(Saved entries)
-*-*-
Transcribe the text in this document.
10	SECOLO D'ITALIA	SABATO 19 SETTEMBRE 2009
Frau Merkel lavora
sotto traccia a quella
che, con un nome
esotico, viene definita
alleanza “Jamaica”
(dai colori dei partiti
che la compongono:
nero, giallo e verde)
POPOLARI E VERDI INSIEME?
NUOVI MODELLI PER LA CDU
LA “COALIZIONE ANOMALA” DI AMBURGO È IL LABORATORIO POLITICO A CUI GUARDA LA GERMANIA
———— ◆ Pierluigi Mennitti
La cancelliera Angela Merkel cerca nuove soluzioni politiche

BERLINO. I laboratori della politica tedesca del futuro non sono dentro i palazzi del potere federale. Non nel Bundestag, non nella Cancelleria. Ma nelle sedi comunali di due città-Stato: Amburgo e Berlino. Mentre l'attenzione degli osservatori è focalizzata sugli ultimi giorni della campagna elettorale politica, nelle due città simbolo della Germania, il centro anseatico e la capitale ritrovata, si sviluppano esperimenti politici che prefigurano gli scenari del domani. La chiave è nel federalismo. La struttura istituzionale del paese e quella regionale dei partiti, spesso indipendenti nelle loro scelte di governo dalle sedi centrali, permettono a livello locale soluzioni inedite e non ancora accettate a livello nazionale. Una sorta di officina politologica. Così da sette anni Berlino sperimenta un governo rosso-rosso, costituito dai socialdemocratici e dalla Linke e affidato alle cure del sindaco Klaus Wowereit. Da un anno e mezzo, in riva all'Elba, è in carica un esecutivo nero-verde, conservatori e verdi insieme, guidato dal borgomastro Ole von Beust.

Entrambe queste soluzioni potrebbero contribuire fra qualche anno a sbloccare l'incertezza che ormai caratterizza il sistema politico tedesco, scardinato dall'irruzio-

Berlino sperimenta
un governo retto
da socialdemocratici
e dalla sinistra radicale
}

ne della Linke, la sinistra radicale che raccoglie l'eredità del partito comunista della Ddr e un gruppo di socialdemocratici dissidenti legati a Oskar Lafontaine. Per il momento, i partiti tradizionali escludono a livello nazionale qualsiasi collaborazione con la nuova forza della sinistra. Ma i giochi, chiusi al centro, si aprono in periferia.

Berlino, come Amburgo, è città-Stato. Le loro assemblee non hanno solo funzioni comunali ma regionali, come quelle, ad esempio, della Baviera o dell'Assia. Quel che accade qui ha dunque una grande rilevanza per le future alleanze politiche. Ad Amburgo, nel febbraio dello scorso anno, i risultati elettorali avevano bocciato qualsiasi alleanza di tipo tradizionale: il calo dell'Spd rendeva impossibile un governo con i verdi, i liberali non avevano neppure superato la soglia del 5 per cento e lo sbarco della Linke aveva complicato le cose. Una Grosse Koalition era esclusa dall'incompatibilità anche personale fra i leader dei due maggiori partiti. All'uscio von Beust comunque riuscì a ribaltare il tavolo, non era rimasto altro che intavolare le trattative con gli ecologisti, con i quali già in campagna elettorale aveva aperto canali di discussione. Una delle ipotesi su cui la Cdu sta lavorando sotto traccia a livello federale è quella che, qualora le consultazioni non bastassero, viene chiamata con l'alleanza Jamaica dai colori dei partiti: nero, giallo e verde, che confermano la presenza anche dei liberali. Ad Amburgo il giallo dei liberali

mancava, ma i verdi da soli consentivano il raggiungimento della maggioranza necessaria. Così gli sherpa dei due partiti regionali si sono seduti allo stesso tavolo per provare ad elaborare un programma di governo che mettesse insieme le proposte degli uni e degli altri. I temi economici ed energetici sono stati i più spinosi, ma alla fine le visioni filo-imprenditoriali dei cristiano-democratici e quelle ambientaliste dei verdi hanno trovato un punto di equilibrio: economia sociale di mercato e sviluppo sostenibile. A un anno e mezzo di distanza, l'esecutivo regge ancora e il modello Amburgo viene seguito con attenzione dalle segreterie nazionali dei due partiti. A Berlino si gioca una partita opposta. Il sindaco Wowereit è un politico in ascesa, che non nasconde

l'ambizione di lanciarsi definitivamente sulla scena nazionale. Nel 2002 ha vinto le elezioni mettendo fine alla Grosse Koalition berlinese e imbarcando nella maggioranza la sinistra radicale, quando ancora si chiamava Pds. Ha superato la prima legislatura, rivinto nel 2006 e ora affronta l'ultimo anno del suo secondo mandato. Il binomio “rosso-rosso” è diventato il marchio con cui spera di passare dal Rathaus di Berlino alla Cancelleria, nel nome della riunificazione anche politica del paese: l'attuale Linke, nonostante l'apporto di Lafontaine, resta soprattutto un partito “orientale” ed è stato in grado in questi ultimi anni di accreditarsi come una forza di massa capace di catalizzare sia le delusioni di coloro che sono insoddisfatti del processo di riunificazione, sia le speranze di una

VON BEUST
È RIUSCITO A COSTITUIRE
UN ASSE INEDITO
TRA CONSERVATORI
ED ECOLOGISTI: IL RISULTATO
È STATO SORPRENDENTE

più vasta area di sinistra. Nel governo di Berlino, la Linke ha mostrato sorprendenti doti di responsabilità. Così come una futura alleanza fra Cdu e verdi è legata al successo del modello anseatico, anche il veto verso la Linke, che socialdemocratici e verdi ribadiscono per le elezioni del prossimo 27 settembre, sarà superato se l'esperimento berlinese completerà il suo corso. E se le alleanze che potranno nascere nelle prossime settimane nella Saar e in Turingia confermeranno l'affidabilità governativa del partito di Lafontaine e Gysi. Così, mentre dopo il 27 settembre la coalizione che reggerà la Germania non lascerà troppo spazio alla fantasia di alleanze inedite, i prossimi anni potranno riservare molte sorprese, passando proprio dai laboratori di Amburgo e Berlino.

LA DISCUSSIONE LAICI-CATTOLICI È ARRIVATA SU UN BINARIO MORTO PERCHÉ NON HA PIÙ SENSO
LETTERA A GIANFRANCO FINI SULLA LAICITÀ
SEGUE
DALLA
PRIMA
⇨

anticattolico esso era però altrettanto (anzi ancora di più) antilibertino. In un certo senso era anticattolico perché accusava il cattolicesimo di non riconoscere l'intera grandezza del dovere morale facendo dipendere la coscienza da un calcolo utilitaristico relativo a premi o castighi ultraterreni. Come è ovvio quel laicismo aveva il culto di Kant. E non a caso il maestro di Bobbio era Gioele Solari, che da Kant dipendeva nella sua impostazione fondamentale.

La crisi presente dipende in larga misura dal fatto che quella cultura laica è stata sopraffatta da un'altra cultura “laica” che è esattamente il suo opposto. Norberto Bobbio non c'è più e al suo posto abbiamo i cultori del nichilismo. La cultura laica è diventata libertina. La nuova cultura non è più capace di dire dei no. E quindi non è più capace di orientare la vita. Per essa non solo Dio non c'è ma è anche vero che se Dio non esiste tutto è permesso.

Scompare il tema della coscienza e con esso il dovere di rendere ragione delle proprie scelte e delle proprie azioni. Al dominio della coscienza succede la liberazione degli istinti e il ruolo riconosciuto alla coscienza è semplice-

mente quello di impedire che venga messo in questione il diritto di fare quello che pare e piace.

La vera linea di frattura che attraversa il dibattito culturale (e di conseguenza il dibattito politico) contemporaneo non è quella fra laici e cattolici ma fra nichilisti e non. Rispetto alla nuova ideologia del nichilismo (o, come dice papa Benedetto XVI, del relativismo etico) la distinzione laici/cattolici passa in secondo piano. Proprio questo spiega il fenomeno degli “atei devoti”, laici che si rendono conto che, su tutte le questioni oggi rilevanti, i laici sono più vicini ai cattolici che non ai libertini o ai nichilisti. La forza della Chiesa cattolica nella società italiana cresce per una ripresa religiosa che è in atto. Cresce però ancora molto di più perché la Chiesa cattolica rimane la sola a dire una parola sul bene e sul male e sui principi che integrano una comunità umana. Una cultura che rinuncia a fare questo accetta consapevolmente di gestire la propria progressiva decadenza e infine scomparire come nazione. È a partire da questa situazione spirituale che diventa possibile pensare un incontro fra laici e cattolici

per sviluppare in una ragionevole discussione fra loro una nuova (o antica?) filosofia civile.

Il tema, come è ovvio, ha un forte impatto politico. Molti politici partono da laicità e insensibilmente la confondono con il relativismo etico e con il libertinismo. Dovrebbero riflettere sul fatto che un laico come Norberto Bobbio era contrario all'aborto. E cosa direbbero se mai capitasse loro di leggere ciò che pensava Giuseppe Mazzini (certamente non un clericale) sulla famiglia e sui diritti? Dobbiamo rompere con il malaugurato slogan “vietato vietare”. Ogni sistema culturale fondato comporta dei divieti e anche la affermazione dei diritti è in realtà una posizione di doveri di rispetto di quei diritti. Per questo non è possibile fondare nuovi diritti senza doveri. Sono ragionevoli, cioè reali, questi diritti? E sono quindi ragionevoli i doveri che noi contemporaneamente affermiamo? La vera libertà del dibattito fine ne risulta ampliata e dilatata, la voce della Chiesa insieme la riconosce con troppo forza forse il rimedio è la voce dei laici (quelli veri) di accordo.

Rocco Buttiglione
-*-*-
» SET PROBLEM
From the listing above, return each line with the word "Jamaica".

» REPLY
alleanza “Jamaica”
Berlino, come Amburgo, è città-Stato. Le loro assemblee non hanno solo funzioni comunali ma regionali, come quelle, ad esempio, della Baviera o dell'Assia. Quel che accade qui ha dunque una grande rilevanza per le future alleanze politiche. Ad Amburgo, nel febbraio dello scorso anno, i risultati elettorali avevano bocciato qualsiasi alleanza di tipo tradizionale: il calo dell'Spd rendeva impossibile un governo con i verdi, i liberali non avevano neppure superato la soglia del 5 per cento e lo sbarco della Linke aveva complicato le cose. Una Grosse Koalition era esclusa dall'incompatibilità anche personale fra i leader dei due maggiori partiti. All'uscio von Beust comunque riuscì a ribaltare il tavolo, non era rimasto altro che intavolare le trattative con gli ecologisti, con i quali già in campagna elettorale aveva aperto canali di discussione. Una delle ipotesi su cui la Cdu sta lavorando sotto traccia a livello federale è quella che, qualora le consultazioni non bastassero, viene chiamata con l'alleanza Jamaica dai colori dei partiti: nero, giallo e verde, che confermano la presenza anche dei liberali. Ad Amburgo il giallo dei liberali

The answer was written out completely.